# Aim of the exercise
Render the listing from its first line up to and including the line with "town-label: 永安镇: [987, 512, 1017, 523]" as a JSON list of strings, one string per line, leaving out blank lines.

# Exercise input
%%

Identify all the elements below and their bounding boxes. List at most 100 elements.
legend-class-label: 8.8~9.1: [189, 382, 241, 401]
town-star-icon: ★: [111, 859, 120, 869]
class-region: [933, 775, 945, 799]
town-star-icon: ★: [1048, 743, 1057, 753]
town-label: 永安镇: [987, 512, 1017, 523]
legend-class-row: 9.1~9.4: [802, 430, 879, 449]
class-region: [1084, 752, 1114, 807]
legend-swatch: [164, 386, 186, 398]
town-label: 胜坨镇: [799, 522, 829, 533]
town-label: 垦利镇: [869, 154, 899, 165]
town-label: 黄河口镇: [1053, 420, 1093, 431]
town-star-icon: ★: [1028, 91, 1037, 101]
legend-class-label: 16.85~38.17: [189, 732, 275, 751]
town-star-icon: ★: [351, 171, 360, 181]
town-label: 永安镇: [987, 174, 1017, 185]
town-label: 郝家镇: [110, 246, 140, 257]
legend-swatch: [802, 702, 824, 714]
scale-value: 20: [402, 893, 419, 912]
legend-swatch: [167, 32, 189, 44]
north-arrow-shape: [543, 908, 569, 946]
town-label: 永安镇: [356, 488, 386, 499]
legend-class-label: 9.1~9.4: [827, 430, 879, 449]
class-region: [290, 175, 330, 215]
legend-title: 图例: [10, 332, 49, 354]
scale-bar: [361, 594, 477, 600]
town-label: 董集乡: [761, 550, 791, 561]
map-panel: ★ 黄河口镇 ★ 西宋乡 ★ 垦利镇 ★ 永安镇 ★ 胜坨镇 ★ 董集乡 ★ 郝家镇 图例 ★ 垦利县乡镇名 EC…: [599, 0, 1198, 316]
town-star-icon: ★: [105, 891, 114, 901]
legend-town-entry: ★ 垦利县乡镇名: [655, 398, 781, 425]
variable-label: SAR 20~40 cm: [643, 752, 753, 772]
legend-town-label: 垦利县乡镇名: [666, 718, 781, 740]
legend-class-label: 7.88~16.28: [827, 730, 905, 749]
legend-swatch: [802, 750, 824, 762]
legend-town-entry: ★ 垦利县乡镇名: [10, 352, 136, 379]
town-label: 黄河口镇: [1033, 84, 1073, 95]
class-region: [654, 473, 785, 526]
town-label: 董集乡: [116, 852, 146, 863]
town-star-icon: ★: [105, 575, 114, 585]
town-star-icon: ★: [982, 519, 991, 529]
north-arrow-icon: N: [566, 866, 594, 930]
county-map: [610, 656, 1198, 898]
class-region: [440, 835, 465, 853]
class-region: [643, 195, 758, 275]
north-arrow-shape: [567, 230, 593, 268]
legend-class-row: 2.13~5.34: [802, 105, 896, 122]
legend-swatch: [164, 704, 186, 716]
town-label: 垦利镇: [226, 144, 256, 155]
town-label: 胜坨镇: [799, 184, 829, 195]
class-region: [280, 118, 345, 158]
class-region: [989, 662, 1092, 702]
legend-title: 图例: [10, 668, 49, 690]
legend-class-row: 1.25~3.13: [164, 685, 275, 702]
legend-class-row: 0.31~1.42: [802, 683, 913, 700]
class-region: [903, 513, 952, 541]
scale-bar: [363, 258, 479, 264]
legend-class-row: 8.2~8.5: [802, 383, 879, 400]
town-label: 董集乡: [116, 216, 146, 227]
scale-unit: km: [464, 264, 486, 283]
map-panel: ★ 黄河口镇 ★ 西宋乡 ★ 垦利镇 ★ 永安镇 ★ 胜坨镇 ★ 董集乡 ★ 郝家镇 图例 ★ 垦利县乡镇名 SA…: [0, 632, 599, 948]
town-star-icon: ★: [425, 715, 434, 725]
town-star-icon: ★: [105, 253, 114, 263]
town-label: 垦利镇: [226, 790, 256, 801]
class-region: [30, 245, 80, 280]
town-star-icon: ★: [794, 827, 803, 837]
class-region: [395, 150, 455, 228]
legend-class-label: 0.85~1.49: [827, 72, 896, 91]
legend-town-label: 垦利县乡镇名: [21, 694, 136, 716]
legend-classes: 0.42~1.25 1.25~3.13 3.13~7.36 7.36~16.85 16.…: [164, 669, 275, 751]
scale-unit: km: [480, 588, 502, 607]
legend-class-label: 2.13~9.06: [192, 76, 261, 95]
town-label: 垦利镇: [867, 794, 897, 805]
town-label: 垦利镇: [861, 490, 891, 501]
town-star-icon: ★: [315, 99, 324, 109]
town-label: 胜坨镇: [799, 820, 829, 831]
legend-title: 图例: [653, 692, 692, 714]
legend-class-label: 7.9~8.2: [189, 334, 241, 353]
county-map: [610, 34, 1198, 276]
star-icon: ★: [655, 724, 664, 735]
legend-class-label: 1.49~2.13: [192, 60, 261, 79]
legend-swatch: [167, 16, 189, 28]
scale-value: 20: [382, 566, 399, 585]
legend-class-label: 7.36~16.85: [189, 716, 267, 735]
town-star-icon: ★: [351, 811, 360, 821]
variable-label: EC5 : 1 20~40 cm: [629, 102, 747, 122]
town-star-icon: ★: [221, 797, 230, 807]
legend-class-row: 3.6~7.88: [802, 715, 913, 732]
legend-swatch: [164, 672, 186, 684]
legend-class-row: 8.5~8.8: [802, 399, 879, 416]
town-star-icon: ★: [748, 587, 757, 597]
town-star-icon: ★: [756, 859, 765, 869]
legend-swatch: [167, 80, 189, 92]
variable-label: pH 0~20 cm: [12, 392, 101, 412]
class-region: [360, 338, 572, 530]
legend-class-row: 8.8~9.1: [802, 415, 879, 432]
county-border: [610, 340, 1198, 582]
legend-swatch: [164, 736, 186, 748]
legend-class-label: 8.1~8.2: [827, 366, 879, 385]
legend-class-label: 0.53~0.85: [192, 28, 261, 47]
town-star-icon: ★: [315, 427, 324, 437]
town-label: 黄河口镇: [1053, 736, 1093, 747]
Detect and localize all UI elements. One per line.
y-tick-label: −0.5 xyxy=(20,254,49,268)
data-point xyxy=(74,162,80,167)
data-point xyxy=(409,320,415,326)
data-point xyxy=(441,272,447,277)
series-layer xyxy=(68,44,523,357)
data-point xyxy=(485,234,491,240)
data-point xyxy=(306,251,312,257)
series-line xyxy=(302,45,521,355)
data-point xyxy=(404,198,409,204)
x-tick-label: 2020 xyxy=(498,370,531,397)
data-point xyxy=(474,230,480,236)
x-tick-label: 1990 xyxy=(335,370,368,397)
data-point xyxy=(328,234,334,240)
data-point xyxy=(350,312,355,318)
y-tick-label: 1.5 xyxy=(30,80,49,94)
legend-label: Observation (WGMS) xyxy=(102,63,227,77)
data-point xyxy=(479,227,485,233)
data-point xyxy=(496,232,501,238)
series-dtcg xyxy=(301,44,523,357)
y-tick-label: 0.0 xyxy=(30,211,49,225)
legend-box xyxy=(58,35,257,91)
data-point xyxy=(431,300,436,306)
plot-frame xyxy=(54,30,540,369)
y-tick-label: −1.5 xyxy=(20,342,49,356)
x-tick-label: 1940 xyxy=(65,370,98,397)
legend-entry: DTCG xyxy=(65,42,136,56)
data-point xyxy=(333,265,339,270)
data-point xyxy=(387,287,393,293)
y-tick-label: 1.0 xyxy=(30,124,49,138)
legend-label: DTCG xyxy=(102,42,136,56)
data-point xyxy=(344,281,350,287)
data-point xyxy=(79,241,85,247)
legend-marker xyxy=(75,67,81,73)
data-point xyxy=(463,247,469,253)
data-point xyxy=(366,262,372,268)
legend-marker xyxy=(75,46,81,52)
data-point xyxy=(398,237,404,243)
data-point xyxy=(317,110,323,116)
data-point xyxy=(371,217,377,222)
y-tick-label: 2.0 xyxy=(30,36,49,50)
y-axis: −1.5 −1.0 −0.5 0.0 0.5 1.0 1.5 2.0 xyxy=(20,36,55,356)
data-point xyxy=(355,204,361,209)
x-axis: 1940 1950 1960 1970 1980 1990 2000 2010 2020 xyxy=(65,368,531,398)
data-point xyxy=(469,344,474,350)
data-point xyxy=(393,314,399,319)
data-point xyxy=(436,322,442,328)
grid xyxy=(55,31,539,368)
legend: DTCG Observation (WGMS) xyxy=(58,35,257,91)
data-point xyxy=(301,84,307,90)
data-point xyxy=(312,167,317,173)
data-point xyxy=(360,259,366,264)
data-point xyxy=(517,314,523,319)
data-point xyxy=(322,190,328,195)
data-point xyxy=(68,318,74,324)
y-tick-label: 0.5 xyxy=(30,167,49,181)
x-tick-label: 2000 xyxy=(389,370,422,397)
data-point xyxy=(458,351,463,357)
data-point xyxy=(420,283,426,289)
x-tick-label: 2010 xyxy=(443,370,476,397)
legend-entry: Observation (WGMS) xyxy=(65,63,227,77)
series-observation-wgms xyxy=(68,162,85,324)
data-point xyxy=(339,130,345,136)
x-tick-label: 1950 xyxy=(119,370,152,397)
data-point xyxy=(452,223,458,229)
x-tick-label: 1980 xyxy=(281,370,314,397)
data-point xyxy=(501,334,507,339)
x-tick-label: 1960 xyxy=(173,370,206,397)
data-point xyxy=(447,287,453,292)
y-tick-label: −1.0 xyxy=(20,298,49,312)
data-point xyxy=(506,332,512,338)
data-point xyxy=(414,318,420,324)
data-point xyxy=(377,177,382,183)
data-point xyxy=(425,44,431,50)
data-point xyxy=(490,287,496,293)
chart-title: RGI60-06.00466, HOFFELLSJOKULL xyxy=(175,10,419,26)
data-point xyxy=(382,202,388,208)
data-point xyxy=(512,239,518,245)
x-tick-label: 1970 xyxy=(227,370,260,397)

%%

# Result
[
  "Identify all the elements below and their bounding boxes. List at most 100 elements.",
  "legend-class-label: 8.8~9.1: [189, 382, 241, 401]",
  "town-star-icon: ★: [111, 859, 120, 869]",
  "class-region: [933, 775, 945, 799]",
  "town-star-icon: ★: [1048, 743, 1057, 753]",
  "town-label: 永安镇: [987, 512, 1017, 523]"
]